(Records excerpted from a collection)

----

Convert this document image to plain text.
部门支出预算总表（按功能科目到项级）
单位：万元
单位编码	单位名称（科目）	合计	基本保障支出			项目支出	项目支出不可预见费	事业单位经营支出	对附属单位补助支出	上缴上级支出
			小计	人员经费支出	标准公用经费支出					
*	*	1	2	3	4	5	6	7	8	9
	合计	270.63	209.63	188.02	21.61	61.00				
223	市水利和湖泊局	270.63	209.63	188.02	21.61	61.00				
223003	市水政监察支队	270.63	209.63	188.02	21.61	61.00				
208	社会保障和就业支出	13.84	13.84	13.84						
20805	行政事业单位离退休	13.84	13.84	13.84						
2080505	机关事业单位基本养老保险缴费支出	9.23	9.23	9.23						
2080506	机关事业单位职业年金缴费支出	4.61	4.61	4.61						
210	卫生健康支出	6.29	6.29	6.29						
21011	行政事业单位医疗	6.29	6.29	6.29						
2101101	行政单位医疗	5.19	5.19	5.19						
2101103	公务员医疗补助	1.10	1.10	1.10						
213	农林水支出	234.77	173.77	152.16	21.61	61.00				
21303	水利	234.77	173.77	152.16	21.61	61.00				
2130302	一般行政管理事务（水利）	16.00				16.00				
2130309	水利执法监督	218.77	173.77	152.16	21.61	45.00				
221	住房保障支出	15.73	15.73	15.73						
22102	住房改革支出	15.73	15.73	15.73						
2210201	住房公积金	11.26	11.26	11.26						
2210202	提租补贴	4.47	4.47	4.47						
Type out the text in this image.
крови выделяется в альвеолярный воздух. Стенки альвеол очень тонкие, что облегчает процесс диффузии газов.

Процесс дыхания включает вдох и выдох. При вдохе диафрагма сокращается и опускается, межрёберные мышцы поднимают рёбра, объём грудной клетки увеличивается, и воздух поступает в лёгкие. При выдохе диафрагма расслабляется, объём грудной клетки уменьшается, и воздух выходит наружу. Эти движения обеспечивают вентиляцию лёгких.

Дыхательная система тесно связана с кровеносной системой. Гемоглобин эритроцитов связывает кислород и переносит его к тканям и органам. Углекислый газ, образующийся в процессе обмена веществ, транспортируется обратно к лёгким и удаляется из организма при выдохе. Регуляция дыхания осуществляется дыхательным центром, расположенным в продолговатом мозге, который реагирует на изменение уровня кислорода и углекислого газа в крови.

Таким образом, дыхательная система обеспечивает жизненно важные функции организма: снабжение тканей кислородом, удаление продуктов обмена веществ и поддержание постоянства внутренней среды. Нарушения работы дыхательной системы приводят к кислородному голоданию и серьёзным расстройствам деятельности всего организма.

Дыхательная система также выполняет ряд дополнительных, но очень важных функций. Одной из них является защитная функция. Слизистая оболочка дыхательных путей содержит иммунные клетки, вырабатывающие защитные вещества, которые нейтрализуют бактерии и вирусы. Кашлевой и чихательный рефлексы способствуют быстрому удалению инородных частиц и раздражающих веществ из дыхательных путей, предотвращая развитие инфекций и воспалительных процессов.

----

_Exercise requirements:_ Extract the full listing above without altering anything.

_In response:_
Convert this document image to plain text.
部门支出预算总表（按功能科目到项级）
单位：万元
单位编码	单位名称（科目）	合计	基本保障支出			项目支出	项目支出不可预见费	事业单位经营支出	对附属单位补助支出	上缴上级支出
			小计	人员经费支出	标准公用经费支出					
*	*	1	2	3	4	5	6	7	8	9
	合计	270.63	209.63	188.02	21.61	61.00				
223	市水利和湖泊局	270.63	209.63	188.02	21.61	61.00				
223003	市水政监察支队	270.63	209.63	188.02	21.61	61.00				
208	社会保障和就业支出	13.84	13.84	13.84						
20805	行政事业单位离退休	13.84	13.84	13.84						
2080505	机关事业单位基本养老保险缴费支出	9.23	9.23	9.23						
2080506	机关事业单位职业年金缴费支出	4.61	4.61	4.61						
210	卫生健康支出	6.29	6.29	6.29						
21011	行政事业单位医疗	6.29	6.29	6.29						
2101101	行政单位医疗	5.19	5.19	5.19						
2101103	公务员医疗补助	1.10	1.10	1.10						
213	农林水支出	234.77	173.77	152.16	21.61	61.00				
21303	水利	234.77	173.77	152.16	21.61	61.00				
2130302	一般行政管理事务（水利）	16.00				16.00				
2130309	水利执法监督	218.77	173.77	152.16	21.61	45.00				
221	住房保障支出	15.73	15.73	15.73						
22102	住房改革支出	15.73	15.73	15.73						
2210201	住房公积金	11.26	11.26	11.26						
2210202	提租补贴	4.47	4.47	4.47						
Type out the text in this image.
крови выделяется в альвеолярный воздух. Стенки альвеол очень тонкие, что облегчает процесс диффузии газов.

Процесс дыхания включает вдох и выдох. При вдохе диафрагма сокращается и опускается, межрёберные мышцы поднимают рёбра, объём грудной клетки увеличивается, и воздух поступает в лёгкие. При выдохе диафрагма расслабляется, объём грудной клетки уменьшается, и воздух выходит наружу. Эти движения обеспечивают вентиляцию лёгких.

Дыхательная система тесно связана с кровеносной системой. Гемоглобин эритроцитов связывает кислород и переносит его к тканям и органам. Углекислый газ, образующийся в процессе обмена веществ, транспортируется обратно к лёгким и удаляется из организма при выдохе. Регуляция дыхания осуществляется дыхательным центром, расположенным в продолговатом мозге, который реагирует на изменение уровня кислорода и углекислого газа в крови.

Таким образом, дыхательная система обеспечивает жизненно важные функции организма: снабжение тканей кислородом, удаление продуктов обмена веществ и поддержание постоянства внутренней среды. Нарушения работы дыхательной системы приводят к кислородному голоданию и серьёзным расстройствам деятельности всего организма.

Дыхательная система также выполняет ряд дополнительных, но очень важных функций. Одной из них является защитная функция. Слизистая оболочка дыхательных путей содержит иммунные клетки, вырабатывающие защитные вещества, которые нейтрализуют бактерии и вирусы. Кашлевой и чихательный рефлексы способствуют быстрому удалению инородных частиц и раздражающих веществ из дыхательных путей, предотвращая развитие инфекций и воспалительных процессов.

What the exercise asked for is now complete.